> What you should do
Search the material below for the word "name" and copy every line in which it occurs.

● ● ● ● ●

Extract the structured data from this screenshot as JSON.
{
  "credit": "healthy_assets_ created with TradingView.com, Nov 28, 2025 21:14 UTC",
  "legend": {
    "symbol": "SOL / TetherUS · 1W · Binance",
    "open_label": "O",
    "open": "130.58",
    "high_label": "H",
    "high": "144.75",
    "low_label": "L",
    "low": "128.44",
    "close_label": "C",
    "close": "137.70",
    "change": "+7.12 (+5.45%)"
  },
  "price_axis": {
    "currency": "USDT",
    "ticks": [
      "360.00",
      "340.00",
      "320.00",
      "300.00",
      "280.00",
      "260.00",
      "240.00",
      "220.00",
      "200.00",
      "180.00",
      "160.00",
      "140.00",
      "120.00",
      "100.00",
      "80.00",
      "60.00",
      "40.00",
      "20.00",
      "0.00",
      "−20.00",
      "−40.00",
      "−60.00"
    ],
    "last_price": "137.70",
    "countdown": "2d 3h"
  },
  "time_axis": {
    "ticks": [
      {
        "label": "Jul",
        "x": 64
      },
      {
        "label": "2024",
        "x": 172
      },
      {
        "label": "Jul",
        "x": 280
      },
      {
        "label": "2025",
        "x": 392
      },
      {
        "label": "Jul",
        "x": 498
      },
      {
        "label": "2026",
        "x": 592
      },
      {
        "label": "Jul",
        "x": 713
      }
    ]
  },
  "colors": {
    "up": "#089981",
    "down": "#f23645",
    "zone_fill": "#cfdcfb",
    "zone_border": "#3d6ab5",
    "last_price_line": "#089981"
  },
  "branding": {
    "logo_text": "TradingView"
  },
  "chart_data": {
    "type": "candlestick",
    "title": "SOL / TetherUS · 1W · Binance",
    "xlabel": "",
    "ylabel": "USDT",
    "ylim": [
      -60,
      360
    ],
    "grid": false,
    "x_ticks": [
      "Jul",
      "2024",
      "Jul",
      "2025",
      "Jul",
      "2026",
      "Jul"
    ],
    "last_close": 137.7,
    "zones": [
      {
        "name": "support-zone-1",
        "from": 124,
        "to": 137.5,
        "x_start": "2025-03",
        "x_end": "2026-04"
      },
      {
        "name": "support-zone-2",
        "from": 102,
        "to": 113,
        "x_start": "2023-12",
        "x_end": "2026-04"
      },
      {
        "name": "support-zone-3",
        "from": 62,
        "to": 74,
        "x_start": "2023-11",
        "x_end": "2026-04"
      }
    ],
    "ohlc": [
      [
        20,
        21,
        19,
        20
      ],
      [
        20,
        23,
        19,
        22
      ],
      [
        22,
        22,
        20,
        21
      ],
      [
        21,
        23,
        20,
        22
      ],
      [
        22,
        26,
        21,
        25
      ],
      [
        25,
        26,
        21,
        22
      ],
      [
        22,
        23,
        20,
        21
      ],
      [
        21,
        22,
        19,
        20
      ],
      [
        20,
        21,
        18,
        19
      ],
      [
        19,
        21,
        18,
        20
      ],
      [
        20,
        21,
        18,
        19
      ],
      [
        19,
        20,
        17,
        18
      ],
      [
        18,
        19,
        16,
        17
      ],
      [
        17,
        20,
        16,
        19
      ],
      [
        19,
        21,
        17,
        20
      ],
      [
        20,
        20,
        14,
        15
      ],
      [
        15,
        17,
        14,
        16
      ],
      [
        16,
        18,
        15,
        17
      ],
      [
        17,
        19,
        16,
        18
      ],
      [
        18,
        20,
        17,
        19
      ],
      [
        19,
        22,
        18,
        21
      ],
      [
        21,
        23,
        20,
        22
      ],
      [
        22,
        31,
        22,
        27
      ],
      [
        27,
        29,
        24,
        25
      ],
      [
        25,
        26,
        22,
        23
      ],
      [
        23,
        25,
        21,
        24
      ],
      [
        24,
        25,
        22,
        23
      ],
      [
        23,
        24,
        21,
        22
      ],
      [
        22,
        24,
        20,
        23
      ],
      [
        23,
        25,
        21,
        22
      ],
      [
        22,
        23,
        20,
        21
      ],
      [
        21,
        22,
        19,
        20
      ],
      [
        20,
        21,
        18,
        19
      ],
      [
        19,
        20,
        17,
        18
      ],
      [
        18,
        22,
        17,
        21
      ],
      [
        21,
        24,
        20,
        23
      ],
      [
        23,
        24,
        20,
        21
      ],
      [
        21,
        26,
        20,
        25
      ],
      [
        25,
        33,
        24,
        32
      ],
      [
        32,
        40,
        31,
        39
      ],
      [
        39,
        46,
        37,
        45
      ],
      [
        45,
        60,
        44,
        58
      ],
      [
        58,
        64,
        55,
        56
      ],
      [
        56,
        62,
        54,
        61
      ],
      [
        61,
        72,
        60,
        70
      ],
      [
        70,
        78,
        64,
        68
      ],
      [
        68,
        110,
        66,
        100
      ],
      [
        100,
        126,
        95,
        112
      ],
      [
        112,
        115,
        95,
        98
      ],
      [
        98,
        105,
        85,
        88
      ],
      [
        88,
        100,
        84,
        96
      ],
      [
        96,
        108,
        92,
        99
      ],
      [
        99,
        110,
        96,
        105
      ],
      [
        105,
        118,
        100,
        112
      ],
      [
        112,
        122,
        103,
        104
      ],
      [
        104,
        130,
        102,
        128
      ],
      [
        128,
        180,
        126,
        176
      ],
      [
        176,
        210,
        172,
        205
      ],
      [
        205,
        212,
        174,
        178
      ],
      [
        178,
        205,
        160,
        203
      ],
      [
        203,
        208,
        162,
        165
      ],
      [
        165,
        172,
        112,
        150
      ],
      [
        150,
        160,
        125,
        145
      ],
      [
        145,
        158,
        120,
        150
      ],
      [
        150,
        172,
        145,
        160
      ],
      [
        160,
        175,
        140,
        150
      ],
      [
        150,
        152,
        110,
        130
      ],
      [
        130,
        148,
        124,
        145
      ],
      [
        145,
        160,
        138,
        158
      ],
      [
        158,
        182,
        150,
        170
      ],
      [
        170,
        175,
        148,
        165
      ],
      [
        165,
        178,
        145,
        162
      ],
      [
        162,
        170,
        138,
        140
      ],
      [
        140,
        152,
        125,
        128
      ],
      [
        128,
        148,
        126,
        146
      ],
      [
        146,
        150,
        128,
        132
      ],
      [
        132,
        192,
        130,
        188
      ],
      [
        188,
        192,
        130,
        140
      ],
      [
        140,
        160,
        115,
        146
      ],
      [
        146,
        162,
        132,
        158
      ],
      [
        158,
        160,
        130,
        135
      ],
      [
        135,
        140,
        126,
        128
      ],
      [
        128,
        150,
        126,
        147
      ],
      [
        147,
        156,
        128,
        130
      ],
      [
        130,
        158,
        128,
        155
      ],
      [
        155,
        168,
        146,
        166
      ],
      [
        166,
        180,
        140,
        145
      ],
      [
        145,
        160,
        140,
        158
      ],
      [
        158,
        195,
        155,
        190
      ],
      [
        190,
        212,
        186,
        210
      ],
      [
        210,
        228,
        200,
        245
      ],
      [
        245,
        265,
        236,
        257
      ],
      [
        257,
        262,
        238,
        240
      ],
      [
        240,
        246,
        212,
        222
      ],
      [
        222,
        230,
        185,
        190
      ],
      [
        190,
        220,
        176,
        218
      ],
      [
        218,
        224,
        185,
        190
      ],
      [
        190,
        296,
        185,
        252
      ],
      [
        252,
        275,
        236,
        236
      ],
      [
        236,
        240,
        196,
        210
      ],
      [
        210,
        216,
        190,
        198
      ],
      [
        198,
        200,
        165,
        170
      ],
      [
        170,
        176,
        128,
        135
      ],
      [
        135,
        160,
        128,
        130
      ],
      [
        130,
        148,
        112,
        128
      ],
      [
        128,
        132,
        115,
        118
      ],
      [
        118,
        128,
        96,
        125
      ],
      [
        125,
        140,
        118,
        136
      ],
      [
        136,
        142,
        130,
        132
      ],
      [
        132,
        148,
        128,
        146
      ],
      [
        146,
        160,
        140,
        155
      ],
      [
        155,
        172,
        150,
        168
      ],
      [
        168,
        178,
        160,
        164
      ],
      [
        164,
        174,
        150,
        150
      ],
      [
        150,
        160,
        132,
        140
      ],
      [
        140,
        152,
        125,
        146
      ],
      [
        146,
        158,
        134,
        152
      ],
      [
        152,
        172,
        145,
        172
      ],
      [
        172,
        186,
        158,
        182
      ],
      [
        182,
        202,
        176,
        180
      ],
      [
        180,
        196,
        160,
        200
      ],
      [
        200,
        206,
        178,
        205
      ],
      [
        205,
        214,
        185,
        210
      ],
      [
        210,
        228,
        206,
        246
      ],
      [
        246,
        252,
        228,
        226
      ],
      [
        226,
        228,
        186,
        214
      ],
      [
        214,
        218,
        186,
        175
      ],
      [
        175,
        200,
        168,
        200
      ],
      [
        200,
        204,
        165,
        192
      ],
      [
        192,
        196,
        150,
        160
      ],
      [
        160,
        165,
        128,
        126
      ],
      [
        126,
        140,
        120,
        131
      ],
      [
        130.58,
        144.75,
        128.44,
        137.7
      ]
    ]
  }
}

● ● ● ● ●

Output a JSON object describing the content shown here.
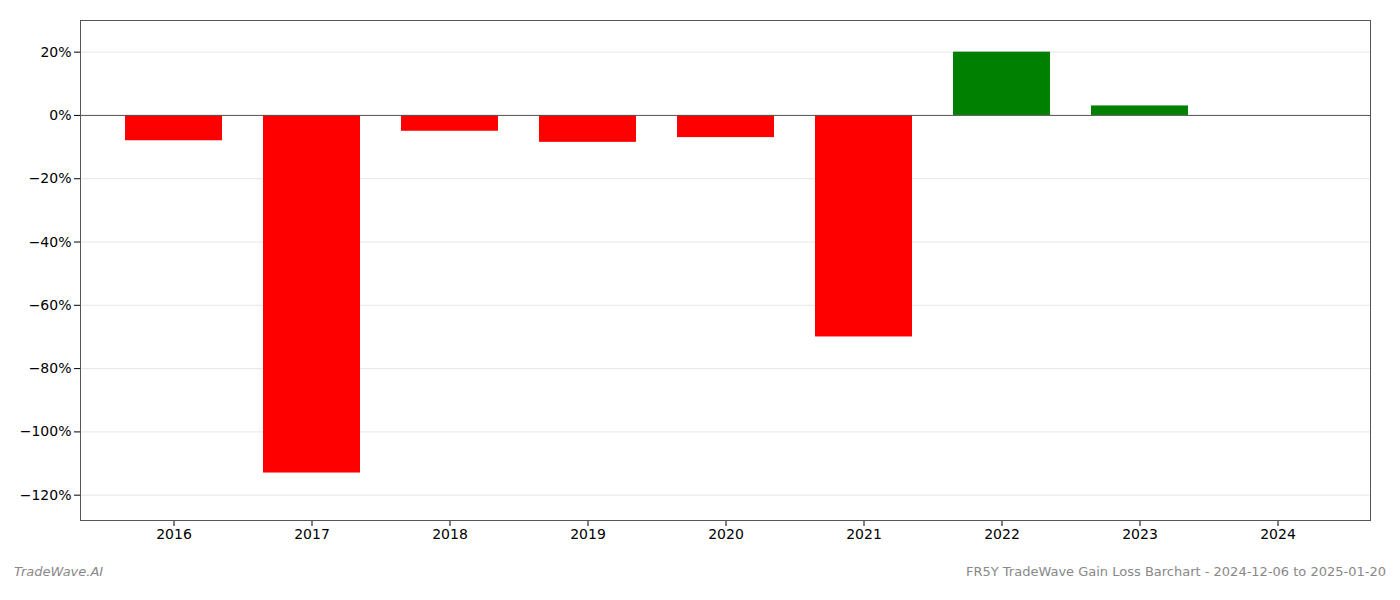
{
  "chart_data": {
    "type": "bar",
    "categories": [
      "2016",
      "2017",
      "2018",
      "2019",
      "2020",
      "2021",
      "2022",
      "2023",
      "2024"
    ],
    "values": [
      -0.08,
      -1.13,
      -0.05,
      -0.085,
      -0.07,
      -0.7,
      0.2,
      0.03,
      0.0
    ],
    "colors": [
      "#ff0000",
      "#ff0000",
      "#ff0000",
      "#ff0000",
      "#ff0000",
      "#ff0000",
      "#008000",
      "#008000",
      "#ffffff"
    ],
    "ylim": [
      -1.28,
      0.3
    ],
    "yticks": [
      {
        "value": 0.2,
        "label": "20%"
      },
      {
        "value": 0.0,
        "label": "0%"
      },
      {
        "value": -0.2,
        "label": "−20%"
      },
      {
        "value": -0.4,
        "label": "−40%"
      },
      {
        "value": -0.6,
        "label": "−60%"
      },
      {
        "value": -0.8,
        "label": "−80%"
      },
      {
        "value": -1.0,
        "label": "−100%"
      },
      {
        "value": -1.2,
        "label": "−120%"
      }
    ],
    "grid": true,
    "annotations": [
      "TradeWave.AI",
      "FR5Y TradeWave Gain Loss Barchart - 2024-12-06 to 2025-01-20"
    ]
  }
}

● ● ● ● ●

> Exercise output
        "name": "support-zone-1",
        "name": "support-zone-2",
        "name": "support-zone-3",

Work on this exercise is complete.